Excerpt provided -
================================
As for decisions on the facts, a different set of principles would then come into play. The judicial review court could interfere if the decision was perverse or irrational or disproportionate, or proceeded on a misunderstanding or ignorance of an established fact. Thus judicial review was sufficient for the factual elements which should properly be decided by the courts.
Professor Ian Loveland ("Comment" NLJ May 18, 2001, p 713) has cast doubt upon any rigid distinction between policy and fact as it emerges in the typical planning case. This must be right, but if, as I believe, there must be some respect for the statutory, and hence theoretically democratic, dispensation that most if not all planning policy is for central Government, then the difficulty in filleting away policy from the facts must and should be an inevitable consequence of any such challenge.
A telling point in the speeches in the House of Lords is when the spotlight turned upon what the challengers said ought to happen, if—as was entailed by their case—the SSETR did not decide in call-in cases. As Lord Clyde(7) pointed out, the response was that:
"Cases … which are likely to give rise to issues of widespread or even national concern, which may well have a wide impact on the lives of many and involve major issues of policy … should be removed from the Minister, who is answerable to Parliament, to an independent body, answerable to no one."
If such an alternative unanswerable tribunal was not to be constituted, then, to my mind, the far less desirable outcome would occur, namely that these issues of general importance would be decided by local planning authorities without a full inquiry and without the rights of public participation to which any inquiry precipitated by a call-in would lead.
Many of the implications of the decision will be obvious. Systematic condemnations of the DETR's policy-led process are doomed, nor must the potency of present day judicial review be underrated in any similar challenge. A similar all-clear goes out to the typical compulsory purchase decision, where the interest of the affected landowner is weighed against the general public interest in the scheme.
So any Art 6(1) challenge in a planning case which stands a chance of success must move from the general to the particular. And the most obvious area, in my view, for this scrutiny is the case expressly not covered by this decision, namely the typical decision by a local planning authority. Contrast the safeguards between such a decision on an ordinary planning application (circa 500,000 a year) and the procedure as summarised by the House of Lords when a called-in inquiry (circa 130 a year) comes before an inspector. In the former, unlike the latter, there is no opportunity to call oral evidence, cross-examine, or indeed to demand a sufficient oral hearing or obtain reasons. The opportunity for preparation in response to any such application is very limited by time constraints. It is true that many of these decisions will quite properly turn out to be non-reviewable decisions on policy and its application—should the village expand to accommodate one more "modest" development? To what extent are employment prospects arising out of the development to be weighed against prevalent NIMBY-ism?
On the other hand, many decisions will depend on crucial factual issues, upon which fairness may dictate that current procedure is inadequate—what noise does the applicant workshop owner in fact currently make before he seeks a doubling of his woodworking machines? To what extent are local residents in fact affected by traffic movements before production is doubled?
================================
Given information -
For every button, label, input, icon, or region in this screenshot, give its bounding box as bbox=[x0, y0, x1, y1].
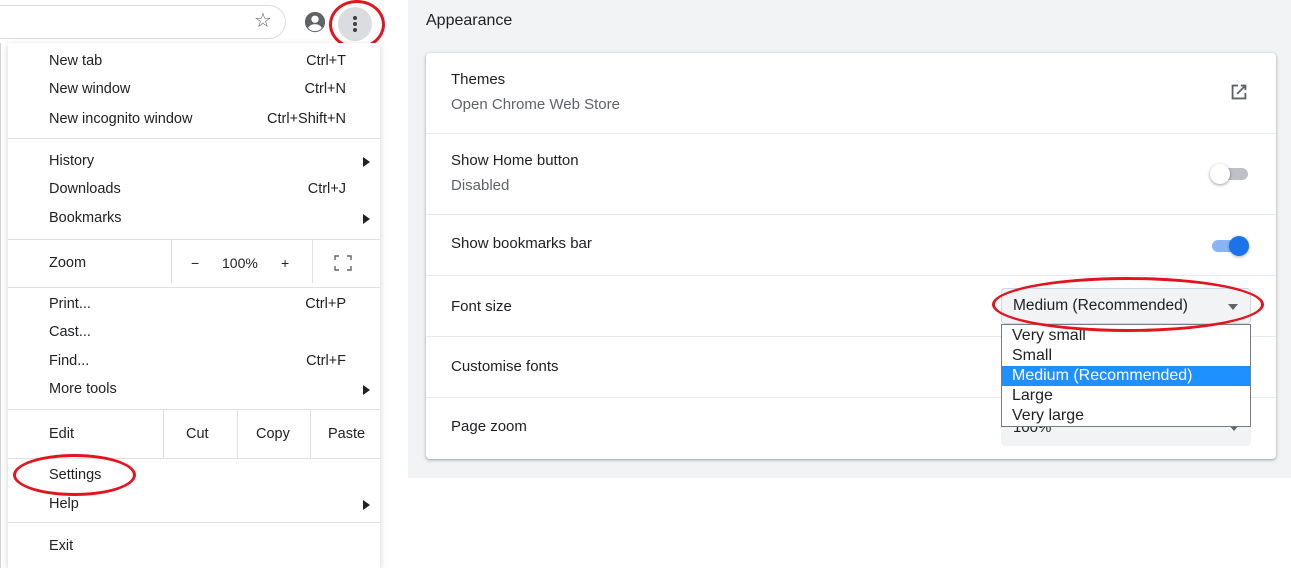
page-zoom-title: Page zoom bbox=[451, 418, 527, 435]
menu-item-shortcut: Ctrl+T bbox=[306, 53, 346, 69]
menu-item-more-tools[interactable]: More tools bbox=[8, 375, 380, 403]
menu-item-label: Bookmarks bbox=[49, 210, 122, 226]
menu-separator-vertical bbox=[171, 239, 172, 283]
menu-item-label: History bbox=[49, 153, 95, 169]
font-size-option-very-small[interactable]: Very small bbox=[1002, 326, 1250, 346]
chrome-main-menu: New tab Ctrl+T New window Ctrl+N New inc… bbox=[8, 43, 380, 568]
font-size-selected-value: Medium (Recommended) bbox=[1013, 297, 1188, 314]
menu-item-history[interactable]: History bbox=[8, 147, 380, 175]
menu-separator bbox=[8, 239, 380, 240]
menu-separator bbox=[8, 138, 380, 139]
menu-item-label: Print... bbox=[49, 296, 91, 312]
open-in-new-icon[interactable] bbox=[1228, 81, 1250, 103]
zoom-out-button[interactable]: − bbox=[191, 247, 199, 279]
themes-title: Themes bbox=[451, 71, 506, 88]
font-size-title: Font size bbox=[451, 298, 512, 315]
menu-item-label: Downloads bbox=[49, 181, 121, 197]
menu-item-new-window[interactable]: New window Ctrl+N bbox=[8, 75, 380, 103]
menu-separator bbox=[8, 522, 380, 523]
menu-separator bbox=[8, 409, 380, 410]
font-size-option-small[interactable]: Small bbox=[1002, 346, 1250, 366]
edit-label: Edit bbox=[49, 426, 74, 442]
address-bar[interactable] bbox=[0, 5, 286, 39]
font-size-option-medium[interactable]: Medium (Recommended) bbox=[1002, 366, 1250, 386]
window-edge bbox=[0, 43, 1, 568]
bookmarks-bar-row[interactable]: Show bookmarks bar bbox=[426, 215, 1276, 275]
menu-item-new-tab[interactable]: New tab Ctrl+T bbox=[8, 47, 380, 75]
menu-item-label: Cast... bbox=[49, 324, 91, 340]
menu-separator bbox=[8, 287, 380, 288]
menu-item-print[interactable]: Print... Ctrl+P bbox=[8, 290, 380, 318]
option-label: Medium (Recommended) bbox=[1012, 367, 1193, 384]
account-circle-icon[interactable] bbox=[304, 11, 326, 33]
font-size-select[interactable]: Medium (Recommended) bbox=[1001, 288, 1251, 324]
customise-fonts-title: Customise fonts bbox=[451, 358, 559, 375]
menu-item-exit[interactable]: Exit bbox=[8, 532, 380, 560]
chrome-menu-button[interactable] bbox=[338, 7, 372, 41]
menu-item-label: Find... bbox=[49, 353, 90, 369]
dropdown-caret-icon bbox=[1228, 304, 1238, 310]
menu-item-new-incognito-window[interactable]: New incognito window Ctrl+Shift+N bbox=[8, 105, 380, 133]
submenu-arrow-icon bbox=[363, 214, 370, 224]
font-size-option-large[interactable]: Large bbox=[1002, 386, 1250, 406]
menu-item-label: More tools bbox=[49, 381, 117, 397]
cut-button[interactable]: Cut bbox=[186, 418, 209, 450]
home-button-row[interactable]: Show Home button Disabled bbox=[426, 134, 1276, 214]
star-icon[interactable]: ☆ bbox=[254, 11, 272, 31]
menu-item-help[interactable]: Help bbox=[8, 490, 380, 518]
menu-separator-vertical bbox=[310, 409, 311, 458]
option-label: Very small bbox=[1012, 327, 1086, 344]
menu-edit-row: Edit Cut Copy Paste bbox=[8, 409, 380, 458]
themes-row[interactable]: Themes Open Chrome Web Store bbox=[426, 53, 1276, 133]
zoom-level-value: 100% bbox=[222, 255, 258, 271]
font-size-dropdown-list: Very small Small Medium (Recommended) La… bbox=[1001, 324, 1251, 427]
menu-item-label: New window bbox=[49, 81, 131, 97]
submenu-arrow-icon bbox=[363, 385, 370, 395]
option-label: Small bbox=[1012, 347, 1053, 364]
menu-item-label: Settings bbox=[49, 467, 102, 483]
menu-item-settings[interactable]: Settings bbox=[8, 461, 380, 489]
themes-subtitle: Open Chrome Web Store bbox=[451, 96, 620, 113]
three-dots-vertical-icon bbox=[353, 16, 357, 32]
menu-separator bbox=[8, 458, 380, 459]
toggle-knob bbox=[1210, 164, 1230, 184]
zoom-label: Zoom bbox=[49, 255, 87, 271]
copy-button[interactable]: Copy bbox=[256, 418, 290, 450]
menu-item-label: New incognito window bbox=[49, 111, 193, 127]
menu-separator-vertical bbox=[312, 239, 313, 283]
menu-item-bookmarks[interactable]: Bookmarks bbox=[8, 204, 380, 232]
menu-item-shortcut: Ctrl+F bbox=[306, 353, 346, 369]
bookmarks-bar-toggle[interactable] bbox=[1208, 235, 1249, 256]
menu-separator-vertical bbox=[163, 409, 164, 458]
paste-button[interactable]: Paste bbox=[328, 418, 365, 450]
home-button-subtitle: Disabled bbox=[451, 177, 510, 194]
toggle-knob bbox=[1229, 236, 1249, 256]
menu-separator-vertical bbox=[237, 409, 238, 458]
menu-item-label: Exit bbox=[49, 538, 74, 554]
menu-zoom-row: Zoom − 100% + bbox=[8, 239, 380, 283]
submenu-arrow-icon bbox=[363, 157, 370, 167]
bookmarks-bar-title: Show bookmarks bar bbox=[451, 235, 592, 252]
menu-item-shortcut: Ctrl+N bbox=[304, 81, 347, 97]
menu-item-find[interactable]: Find... Ctrl+F bbox=[8, 347, 380, 375]
menu-item-shortcut: Ctrl+Shift+N bbox=[267, 111, 346, 127]
section-title: Appearance bbox=[426, 12, 513, 29]
fullscreen-icon[interactable] bbox=[334, 255, 352, 271]
menu-item-cast[interactable]: Cast... bbox=[8, 318, 380, 346]
zoom-in-button[interactable]: + bbox=[281, 247, 289, 279]
menu-item-downloads[interactable]: Downloads Ctrl+J bbox=[8, 175, 380, 203]
font-size-option-very-large[interactable]: Very large bbox=[1002, 406, 1250, 426]
menu-item-label: Help bbox=[49, 496, 79, 512]
option-label: Large bbox=[1012, 387, 1053, 404]
home-button-toggle[interactable] bbox=[1210, 163, 1250, 184]
menu-item-shortcut: Ctrl+P bbox=[305, 296, 346, 312]
option-label: Very large bbox=[1012, 407, 1085, 424]
home-button-title: Show Home button bbox=[451, 152, 579, 169]
submenu-arrow-icon bbox=[363, 500, 370, 510]
menu-item-label: New tab bbox=[49, 53, 103, 69]
menu-item-shortcut: Ctrl+J bbox=[307, 181, 346, 197]
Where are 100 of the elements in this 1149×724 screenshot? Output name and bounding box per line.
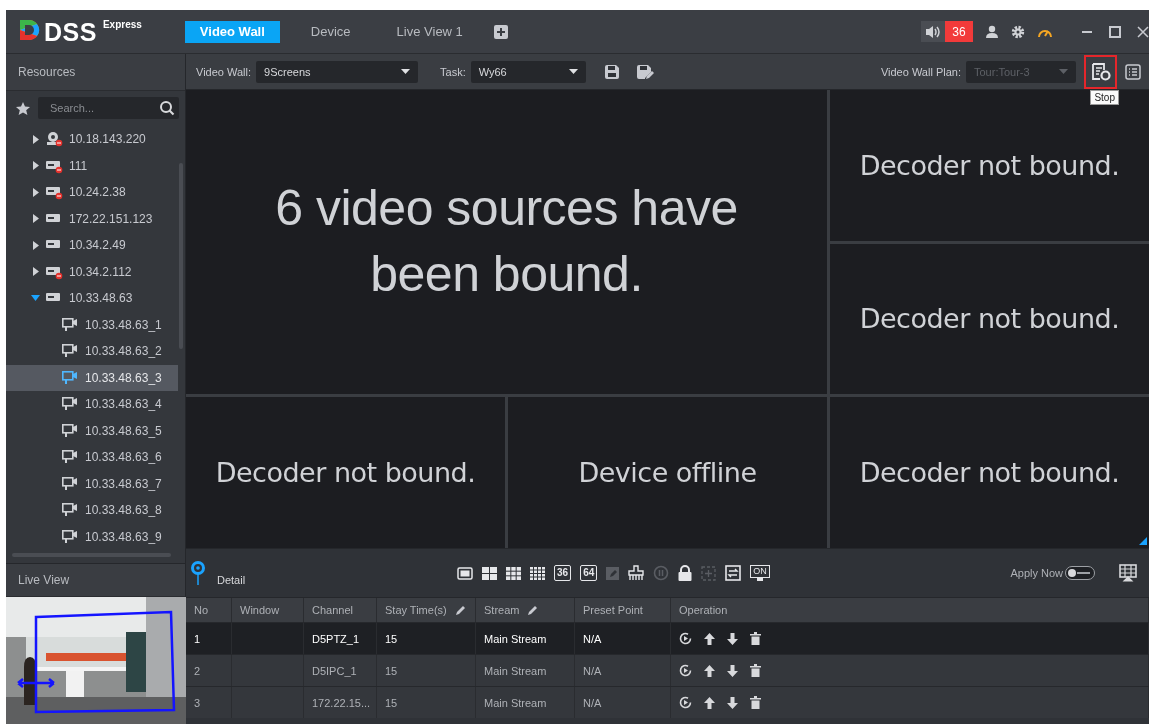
================================
Work instructions -
- a) Using the commentary on planning decisions and judicial review, mark each statement yes or no and quote the words that settle it. (i) Ordinary planning applications come to roughly 500,000 a year. (ii) On an ordinary planning application before a local planning authority, there is a chance to cross-examine. (iii) The author sees called-in inquiries as the most obvious area for Art 6(1) scrutiny.
- b) Carry on the commentary on planning decisions and judicial review, starting right after its final sentence.

Responses per task -
- a)
(i) Yes: "an ordinary planning application (circa 500,000 a year)"
(ii) No: "In the former, unlike the latter, there is no opportunity to call oral evidence, cross-examine, or indeed to demand a sufficient oral hearing or obtain reasons."
(iii) No: "the most obvious area, in my view, for this scrutiny is the case expressly not covered by this decision, namely the typical decision by a local planning authority."

- b)
The crucial Art 6(1) clash may arise therefore when an objector faces the prospect of challenging the grant of planning permission when he seeks a factually based judicial review without reasons, or at best, with the benefit of the committee's endorsement of the planning officer's summary recommendations. The limit of the committee's decision on difficult factual issues may be: "We have considered the material submitted by the objector, but prefer the material submitted by the applicant." However inadequate this procedure may be, the resultant decision may be difficult to review without some assistance from Art 6(1).
In such territory, we are far away from the objector (legally represented, if money allows) appearing before the called-in inquiry with (relatively speaking) carte blanche to explore any factual issue by evidence or questioning. The objector's rights to intervene before the original decision is made, and, if not permitted to do so, his rights to complain of such an Art 6(1) infringement on review, will relate more closely to traditional principles of fairness or natural justice. But those principles are considerably fortified by the Art 6(1) safeguards that if (as it often will be) a decision is decisive of private rights of neighbours then the process, when coupled with judicial review, must be compliant.
The outcome—more a result of well-established Strasbourg case law than this recent decision from Westminster—will strike the average planning department of a district council as curious. When it decides against an application for planning consent, it is well aware that the aggrieved can and often will appeal. On such an appeal, objectors can, in practice, intervene without objection from applicant or inspector. Contrast the decision-making process when faced with a cogent objection, but when the planning officer is inclined to recommend grant. Some may think that the officer, fully equipped with the latest pronouncement from the Administrative Court on the ambit of judicial review, will in theory be obliged to give a view on what procedure is required before his committee reaches its decision, so as to enable his council to assert that the combination of local and judicial processes are sufficient for Art 6(1) purposes. Many may regard this as entirely unrepresentative of local Government in practice.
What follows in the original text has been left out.